**WHAT YOU NEED TO DO**
Lines below that include the word "JSON" should each be copied.
RECORDS SHOWN below:
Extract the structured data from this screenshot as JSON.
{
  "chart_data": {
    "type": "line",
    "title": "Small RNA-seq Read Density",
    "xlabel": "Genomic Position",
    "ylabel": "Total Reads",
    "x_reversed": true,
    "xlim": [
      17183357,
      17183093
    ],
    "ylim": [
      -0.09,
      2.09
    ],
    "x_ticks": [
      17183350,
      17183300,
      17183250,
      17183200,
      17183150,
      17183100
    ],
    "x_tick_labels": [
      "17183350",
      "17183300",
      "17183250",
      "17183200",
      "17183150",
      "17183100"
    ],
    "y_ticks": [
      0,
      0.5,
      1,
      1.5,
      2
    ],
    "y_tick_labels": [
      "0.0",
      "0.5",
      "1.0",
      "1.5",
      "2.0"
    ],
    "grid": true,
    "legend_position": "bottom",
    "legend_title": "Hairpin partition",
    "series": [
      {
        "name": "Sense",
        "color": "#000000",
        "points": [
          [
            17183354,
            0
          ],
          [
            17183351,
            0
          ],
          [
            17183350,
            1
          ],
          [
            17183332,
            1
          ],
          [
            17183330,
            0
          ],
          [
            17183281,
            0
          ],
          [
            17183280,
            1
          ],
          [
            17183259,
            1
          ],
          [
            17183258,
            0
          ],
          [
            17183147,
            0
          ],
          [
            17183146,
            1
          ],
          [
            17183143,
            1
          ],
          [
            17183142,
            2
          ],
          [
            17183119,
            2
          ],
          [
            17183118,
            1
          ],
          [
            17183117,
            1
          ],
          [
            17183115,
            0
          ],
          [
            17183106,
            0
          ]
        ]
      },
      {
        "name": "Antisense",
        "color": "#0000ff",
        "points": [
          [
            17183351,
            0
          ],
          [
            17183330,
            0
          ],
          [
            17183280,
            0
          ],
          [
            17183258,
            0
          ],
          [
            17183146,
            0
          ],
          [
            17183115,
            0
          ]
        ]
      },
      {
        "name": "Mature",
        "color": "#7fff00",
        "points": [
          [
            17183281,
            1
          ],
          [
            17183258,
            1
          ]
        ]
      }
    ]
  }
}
End of RECORDS SHOWN.
RECORDS SHOWN below:
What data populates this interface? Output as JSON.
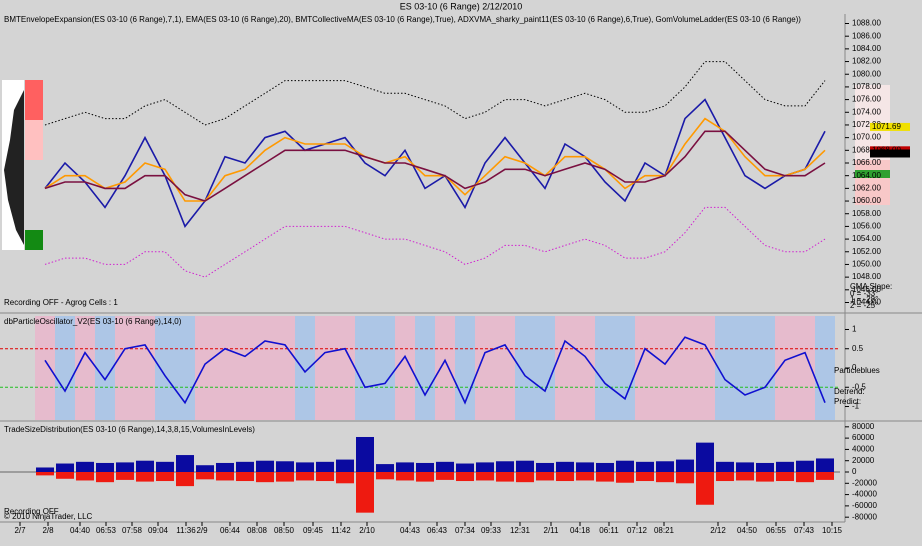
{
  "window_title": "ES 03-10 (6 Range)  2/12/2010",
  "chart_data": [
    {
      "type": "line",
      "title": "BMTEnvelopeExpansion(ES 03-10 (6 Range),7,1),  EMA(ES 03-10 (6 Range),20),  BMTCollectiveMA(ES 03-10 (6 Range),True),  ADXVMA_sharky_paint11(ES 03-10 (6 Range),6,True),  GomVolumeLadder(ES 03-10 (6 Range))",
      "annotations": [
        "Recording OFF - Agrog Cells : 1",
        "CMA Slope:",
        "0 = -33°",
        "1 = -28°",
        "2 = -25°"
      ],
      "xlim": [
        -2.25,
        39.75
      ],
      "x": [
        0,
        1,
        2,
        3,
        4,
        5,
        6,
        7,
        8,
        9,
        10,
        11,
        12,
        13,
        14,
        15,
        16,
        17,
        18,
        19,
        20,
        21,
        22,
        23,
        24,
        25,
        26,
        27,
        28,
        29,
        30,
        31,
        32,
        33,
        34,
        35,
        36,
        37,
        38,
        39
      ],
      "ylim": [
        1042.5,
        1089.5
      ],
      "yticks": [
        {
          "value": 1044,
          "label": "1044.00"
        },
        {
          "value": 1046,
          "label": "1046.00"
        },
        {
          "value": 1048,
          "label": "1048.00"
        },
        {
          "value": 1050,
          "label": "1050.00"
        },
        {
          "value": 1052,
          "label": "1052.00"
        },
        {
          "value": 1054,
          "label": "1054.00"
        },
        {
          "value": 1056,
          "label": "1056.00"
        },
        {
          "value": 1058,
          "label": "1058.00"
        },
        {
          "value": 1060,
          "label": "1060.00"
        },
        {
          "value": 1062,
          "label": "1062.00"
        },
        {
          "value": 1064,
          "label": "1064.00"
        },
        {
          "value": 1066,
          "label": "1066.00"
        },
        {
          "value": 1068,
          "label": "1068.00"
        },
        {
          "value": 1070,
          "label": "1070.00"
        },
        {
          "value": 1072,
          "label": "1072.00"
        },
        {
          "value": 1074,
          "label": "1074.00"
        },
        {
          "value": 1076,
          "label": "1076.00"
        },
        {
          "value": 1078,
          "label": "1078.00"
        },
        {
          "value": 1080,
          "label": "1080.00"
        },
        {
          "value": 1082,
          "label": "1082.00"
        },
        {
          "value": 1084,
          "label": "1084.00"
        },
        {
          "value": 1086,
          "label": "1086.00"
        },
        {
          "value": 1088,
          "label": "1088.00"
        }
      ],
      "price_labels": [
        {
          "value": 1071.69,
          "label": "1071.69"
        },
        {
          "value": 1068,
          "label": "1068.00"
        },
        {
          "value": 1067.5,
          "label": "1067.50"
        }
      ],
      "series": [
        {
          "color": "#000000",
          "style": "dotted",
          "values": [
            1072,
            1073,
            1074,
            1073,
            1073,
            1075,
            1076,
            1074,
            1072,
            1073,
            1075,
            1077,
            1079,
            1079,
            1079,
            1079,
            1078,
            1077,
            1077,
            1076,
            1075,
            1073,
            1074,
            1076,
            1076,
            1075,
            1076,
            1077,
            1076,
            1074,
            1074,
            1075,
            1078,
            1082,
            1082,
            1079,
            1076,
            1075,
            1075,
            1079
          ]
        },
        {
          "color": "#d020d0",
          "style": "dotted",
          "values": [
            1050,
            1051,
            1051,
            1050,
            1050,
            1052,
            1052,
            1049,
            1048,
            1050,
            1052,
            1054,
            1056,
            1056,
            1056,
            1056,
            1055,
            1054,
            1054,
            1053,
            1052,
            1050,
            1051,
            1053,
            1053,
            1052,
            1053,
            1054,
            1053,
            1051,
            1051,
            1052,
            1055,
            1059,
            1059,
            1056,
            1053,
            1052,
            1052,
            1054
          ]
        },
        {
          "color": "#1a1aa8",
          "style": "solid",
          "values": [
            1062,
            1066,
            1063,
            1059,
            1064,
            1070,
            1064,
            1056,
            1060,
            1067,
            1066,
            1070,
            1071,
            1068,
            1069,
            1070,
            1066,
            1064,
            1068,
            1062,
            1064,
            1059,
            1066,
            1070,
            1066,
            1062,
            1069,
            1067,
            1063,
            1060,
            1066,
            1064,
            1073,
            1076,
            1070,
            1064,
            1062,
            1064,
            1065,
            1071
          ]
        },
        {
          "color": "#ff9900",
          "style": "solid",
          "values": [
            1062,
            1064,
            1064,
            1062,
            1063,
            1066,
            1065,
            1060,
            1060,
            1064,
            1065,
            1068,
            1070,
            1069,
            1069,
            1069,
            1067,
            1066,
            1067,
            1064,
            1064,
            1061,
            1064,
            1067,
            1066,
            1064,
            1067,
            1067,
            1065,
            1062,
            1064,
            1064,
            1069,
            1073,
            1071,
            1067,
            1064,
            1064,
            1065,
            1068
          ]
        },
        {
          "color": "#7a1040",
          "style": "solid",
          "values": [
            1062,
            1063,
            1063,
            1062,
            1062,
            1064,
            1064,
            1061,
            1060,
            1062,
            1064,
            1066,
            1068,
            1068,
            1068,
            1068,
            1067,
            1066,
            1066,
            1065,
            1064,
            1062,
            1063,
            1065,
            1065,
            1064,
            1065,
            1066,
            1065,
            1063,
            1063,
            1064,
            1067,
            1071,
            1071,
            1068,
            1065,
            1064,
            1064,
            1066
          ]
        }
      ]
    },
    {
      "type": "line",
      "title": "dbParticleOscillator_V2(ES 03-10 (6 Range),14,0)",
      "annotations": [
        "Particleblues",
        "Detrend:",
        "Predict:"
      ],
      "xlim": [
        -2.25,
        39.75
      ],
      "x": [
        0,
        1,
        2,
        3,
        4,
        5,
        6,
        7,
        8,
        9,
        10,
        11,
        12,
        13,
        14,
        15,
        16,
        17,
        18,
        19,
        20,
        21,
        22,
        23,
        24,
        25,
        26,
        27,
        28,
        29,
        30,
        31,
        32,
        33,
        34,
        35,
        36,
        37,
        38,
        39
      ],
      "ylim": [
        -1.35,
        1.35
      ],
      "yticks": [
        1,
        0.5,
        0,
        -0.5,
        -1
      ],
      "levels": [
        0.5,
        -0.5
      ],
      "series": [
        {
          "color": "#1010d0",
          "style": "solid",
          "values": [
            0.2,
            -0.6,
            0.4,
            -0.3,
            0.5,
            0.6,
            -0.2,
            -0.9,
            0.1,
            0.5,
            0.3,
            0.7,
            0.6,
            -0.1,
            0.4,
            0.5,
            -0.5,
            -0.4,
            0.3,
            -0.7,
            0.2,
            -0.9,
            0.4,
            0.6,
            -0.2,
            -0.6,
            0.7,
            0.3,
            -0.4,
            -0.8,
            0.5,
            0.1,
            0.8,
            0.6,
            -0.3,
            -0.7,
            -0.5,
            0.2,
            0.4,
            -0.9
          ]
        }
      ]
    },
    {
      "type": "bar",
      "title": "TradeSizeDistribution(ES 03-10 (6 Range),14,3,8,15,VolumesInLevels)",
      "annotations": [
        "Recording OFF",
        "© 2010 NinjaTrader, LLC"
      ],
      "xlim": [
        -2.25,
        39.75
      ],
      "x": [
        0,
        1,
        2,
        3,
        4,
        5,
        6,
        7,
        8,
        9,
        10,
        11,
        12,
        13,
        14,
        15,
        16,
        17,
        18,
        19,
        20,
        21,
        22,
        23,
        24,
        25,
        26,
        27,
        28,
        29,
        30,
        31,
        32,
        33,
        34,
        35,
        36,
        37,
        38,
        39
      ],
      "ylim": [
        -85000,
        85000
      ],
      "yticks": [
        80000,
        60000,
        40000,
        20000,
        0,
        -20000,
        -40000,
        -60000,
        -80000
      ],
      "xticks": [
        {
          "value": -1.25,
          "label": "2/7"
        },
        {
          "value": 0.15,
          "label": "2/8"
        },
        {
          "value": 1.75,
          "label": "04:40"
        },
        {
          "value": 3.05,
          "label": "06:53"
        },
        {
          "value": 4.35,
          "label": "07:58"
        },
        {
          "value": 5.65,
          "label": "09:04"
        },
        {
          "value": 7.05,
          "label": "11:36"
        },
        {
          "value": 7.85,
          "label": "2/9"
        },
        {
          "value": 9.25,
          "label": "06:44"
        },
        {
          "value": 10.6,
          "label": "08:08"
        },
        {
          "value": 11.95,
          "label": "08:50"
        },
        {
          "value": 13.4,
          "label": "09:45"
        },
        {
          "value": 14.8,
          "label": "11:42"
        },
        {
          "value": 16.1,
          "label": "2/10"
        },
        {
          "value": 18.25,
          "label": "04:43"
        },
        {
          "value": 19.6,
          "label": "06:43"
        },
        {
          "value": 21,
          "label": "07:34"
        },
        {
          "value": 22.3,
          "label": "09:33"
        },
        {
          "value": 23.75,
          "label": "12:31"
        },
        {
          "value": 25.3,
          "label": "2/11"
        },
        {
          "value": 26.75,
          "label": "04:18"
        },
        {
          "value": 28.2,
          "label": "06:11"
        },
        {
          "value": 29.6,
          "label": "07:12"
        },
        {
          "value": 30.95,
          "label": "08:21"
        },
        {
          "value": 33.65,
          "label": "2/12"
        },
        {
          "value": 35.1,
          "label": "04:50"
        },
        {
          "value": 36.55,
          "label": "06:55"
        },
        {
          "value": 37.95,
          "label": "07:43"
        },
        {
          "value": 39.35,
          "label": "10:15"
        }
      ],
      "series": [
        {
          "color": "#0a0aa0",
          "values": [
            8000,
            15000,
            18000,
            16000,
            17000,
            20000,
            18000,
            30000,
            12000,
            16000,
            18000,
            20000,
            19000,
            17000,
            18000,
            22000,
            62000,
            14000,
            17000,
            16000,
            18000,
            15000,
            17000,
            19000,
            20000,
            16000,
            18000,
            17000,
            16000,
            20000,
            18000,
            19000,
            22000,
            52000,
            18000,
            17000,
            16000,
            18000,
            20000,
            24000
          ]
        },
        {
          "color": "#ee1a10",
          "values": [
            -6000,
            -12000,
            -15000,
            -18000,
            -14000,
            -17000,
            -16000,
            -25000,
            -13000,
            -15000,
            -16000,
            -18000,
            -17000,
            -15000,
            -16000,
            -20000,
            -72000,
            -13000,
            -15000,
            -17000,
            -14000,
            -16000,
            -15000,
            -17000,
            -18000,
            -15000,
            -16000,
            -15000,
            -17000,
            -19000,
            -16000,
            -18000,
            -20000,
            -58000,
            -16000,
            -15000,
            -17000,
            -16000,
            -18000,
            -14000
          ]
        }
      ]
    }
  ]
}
End of RECORDS SHOWN.
RECORDS SHOWN below:
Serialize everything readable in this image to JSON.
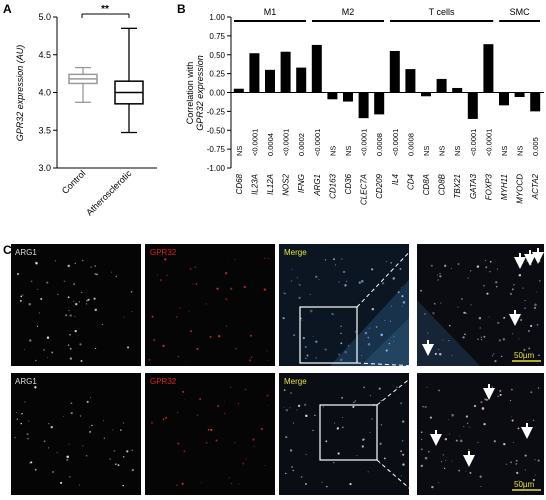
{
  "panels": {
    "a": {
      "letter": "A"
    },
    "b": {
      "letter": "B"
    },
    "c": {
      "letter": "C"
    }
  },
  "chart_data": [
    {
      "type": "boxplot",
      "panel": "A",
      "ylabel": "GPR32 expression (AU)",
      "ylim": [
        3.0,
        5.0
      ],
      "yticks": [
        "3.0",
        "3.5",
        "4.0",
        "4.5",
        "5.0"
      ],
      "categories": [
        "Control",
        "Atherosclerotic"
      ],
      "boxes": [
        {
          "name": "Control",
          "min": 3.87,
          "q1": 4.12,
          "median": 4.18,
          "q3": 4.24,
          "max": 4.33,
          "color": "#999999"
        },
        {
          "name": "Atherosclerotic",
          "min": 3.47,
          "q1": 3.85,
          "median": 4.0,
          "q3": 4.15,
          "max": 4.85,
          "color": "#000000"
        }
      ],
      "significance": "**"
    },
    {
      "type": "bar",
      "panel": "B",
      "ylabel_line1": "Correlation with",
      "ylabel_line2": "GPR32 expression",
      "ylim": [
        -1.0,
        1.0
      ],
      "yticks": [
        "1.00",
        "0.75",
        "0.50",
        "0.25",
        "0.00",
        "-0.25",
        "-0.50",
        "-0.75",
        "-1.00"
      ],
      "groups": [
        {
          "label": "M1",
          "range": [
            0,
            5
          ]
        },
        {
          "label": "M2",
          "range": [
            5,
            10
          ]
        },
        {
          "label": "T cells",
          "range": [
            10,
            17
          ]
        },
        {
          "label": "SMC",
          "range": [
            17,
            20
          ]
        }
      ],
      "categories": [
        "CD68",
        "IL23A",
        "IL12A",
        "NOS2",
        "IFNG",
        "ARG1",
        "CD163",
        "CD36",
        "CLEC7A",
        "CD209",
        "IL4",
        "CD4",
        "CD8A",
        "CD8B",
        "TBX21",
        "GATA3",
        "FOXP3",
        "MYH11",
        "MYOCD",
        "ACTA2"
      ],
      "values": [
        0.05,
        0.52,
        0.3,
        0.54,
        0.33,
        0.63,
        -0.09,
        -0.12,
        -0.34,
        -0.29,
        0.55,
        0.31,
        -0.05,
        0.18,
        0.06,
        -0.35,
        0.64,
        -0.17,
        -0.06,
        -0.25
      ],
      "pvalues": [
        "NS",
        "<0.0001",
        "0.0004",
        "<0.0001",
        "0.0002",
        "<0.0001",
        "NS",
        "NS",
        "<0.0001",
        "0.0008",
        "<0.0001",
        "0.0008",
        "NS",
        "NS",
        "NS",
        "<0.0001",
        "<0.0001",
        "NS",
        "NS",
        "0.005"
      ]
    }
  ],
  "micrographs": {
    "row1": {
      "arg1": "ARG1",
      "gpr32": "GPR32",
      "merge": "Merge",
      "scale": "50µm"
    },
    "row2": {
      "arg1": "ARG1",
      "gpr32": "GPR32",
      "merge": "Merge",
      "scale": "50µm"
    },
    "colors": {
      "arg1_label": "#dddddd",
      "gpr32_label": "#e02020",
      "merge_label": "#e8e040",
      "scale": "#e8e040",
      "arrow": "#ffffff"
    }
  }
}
End of RECORDS SHOWN.
**REPLY TO THE TASK**
Extract the structured data from this screenshot as JSON.
What data populates this interface? Output as JSON.
Serialize everything readable in this image to JSON.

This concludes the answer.